> INSTRUCTIONS TO FOLLOW
Please find all lines in the data that hold the string "rocket" and copy them.

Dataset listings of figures
========================

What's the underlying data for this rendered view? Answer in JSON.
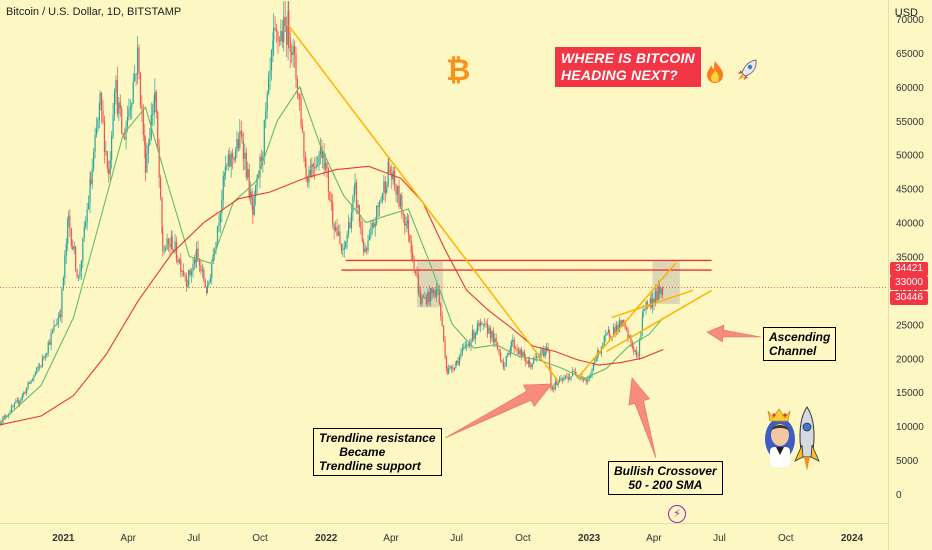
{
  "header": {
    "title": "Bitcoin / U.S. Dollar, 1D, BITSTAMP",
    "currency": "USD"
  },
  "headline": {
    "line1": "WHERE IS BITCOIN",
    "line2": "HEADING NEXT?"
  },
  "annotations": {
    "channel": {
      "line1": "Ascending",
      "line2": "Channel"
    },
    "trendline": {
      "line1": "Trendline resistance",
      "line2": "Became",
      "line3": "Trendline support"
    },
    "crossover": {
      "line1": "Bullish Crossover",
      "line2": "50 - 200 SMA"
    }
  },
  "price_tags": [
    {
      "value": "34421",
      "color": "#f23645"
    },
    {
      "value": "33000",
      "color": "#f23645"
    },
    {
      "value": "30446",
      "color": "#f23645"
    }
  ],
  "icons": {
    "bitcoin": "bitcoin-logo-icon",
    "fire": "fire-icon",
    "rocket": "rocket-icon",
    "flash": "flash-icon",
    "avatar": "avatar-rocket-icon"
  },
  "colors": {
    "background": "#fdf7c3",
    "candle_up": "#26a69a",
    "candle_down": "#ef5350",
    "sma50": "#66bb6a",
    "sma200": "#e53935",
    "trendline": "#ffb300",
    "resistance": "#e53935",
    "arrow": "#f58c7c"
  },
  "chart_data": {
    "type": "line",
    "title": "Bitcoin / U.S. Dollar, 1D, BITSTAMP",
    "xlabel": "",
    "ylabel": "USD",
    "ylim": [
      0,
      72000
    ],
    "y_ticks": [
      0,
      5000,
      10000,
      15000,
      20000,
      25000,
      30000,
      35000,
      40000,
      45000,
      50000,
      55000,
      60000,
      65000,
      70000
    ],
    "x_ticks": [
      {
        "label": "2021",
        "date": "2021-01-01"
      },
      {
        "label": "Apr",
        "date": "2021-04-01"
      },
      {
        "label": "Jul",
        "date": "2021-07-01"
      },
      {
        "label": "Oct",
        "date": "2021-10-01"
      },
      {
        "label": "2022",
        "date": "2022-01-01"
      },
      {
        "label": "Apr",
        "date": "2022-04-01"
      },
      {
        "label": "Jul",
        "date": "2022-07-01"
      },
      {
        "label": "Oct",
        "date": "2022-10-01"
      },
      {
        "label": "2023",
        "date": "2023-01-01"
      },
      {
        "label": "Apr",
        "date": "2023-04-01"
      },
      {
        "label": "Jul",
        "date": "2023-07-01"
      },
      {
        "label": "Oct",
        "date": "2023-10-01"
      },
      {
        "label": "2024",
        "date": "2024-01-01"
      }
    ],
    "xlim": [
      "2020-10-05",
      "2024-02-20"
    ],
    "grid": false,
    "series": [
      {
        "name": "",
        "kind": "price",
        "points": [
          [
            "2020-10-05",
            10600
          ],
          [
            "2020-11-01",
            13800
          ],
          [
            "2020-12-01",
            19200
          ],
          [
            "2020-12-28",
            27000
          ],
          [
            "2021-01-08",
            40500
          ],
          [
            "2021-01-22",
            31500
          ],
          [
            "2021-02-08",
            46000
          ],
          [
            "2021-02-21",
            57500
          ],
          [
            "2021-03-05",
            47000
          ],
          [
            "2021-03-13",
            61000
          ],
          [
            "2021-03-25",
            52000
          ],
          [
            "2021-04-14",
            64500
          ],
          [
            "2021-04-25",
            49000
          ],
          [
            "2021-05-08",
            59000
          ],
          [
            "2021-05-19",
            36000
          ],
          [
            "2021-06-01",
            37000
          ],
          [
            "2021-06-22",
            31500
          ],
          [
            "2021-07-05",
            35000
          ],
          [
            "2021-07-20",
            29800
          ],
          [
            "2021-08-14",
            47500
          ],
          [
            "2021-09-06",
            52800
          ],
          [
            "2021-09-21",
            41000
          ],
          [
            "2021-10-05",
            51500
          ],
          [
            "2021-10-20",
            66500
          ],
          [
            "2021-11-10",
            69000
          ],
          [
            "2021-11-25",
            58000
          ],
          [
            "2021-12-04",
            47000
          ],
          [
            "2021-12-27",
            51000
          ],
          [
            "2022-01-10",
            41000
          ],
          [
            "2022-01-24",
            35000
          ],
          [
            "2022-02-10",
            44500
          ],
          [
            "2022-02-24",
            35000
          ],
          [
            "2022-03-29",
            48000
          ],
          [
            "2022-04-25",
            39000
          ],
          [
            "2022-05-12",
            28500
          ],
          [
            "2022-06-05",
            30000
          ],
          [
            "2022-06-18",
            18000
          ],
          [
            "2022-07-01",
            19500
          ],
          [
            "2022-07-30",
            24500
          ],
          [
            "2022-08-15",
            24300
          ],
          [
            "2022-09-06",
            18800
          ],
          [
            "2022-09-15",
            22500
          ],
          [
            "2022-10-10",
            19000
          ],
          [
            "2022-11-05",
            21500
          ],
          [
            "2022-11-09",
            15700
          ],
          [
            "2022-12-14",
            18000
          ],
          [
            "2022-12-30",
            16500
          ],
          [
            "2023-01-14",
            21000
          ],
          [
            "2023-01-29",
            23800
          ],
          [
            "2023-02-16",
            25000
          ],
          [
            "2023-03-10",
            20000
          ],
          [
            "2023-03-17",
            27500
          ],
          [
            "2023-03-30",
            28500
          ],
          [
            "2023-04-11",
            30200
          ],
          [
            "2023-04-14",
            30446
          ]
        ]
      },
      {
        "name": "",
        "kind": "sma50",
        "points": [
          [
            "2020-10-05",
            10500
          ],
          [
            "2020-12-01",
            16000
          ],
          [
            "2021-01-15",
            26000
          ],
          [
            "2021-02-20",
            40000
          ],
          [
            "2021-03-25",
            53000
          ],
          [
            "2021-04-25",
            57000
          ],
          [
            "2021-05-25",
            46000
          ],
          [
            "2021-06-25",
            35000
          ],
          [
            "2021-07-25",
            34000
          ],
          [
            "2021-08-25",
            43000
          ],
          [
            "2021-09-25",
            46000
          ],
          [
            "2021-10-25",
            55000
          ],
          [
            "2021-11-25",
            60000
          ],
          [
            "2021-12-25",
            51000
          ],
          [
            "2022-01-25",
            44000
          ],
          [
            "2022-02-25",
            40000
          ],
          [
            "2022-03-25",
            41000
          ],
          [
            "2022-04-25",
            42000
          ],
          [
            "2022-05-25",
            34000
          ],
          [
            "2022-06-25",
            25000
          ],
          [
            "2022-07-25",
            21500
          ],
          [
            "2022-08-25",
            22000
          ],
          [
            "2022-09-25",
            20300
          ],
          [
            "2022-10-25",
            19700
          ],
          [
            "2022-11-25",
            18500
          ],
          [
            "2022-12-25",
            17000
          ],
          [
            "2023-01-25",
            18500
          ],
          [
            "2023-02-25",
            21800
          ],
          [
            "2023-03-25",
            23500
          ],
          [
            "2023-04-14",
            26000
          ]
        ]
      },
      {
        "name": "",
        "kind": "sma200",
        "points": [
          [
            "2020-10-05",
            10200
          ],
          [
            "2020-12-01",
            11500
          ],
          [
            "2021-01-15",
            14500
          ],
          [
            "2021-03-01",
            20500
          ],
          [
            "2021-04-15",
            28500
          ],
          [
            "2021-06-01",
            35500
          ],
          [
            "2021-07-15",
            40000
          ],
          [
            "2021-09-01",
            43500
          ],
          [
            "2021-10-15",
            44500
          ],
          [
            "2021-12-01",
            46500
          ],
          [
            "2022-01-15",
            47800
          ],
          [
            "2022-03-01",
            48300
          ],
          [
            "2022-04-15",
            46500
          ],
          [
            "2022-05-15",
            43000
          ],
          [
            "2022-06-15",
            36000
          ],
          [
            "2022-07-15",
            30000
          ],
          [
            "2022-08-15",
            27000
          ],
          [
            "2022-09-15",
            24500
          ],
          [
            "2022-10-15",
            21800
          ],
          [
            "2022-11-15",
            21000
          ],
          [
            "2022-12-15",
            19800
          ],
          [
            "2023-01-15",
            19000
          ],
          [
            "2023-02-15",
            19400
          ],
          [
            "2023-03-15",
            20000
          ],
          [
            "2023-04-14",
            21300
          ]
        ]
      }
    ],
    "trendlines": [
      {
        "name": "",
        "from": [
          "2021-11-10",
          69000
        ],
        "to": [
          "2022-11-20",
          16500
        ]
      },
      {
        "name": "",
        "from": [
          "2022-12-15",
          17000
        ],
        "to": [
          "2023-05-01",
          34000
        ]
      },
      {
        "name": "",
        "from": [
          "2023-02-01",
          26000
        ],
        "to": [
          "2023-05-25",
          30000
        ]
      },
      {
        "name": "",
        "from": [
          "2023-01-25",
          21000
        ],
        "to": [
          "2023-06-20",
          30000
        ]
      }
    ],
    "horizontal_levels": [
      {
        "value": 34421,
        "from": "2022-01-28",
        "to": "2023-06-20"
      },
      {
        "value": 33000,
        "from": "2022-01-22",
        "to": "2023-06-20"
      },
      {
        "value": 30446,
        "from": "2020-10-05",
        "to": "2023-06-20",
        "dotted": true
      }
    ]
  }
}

========================

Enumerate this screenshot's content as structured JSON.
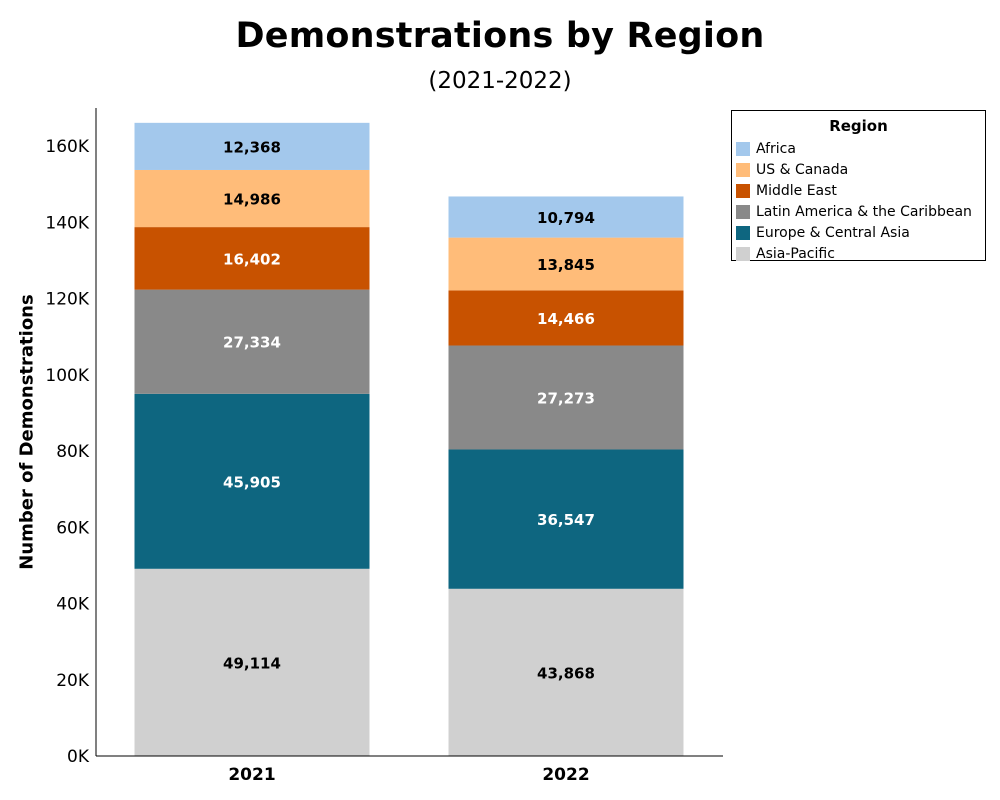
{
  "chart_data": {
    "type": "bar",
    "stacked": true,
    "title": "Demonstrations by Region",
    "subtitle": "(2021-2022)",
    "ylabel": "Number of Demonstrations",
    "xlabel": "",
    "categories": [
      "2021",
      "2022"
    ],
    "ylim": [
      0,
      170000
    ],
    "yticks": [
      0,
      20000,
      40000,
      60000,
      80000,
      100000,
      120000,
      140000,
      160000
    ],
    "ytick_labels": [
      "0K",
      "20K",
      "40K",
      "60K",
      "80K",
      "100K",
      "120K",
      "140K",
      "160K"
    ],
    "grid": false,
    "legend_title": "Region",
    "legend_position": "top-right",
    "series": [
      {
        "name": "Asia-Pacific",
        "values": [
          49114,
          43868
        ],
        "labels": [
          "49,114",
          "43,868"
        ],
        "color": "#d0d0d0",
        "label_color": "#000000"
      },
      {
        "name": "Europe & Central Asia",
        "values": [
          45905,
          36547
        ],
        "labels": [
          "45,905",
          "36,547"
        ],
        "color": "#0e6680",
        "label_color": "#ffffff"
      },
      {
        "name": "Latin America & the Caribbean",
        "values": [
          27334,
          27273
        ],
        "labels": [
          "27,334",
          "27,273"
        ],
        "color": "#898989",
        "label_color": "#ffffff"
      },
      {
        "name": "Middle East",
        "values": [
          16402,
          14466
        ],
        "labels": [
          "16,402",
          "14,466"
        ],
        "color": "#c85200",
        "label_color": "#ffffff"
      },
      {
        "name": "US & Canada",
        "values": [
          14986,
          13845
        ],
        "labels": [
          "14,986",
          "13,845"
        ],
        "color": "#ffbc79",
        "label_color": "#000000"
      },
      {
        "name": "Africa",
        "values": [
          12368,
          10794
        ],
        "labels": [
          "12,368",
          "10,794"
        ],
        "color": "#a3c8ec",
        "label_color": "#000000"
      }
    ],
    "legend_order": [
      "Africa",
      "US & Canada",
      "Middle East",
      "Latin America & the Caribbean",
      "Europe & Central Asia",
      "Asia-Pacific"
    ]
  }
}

========================

> TASK ANSWER
    "rocket": "rocket-icon",
    "avatar": "avatar-rocket-icon"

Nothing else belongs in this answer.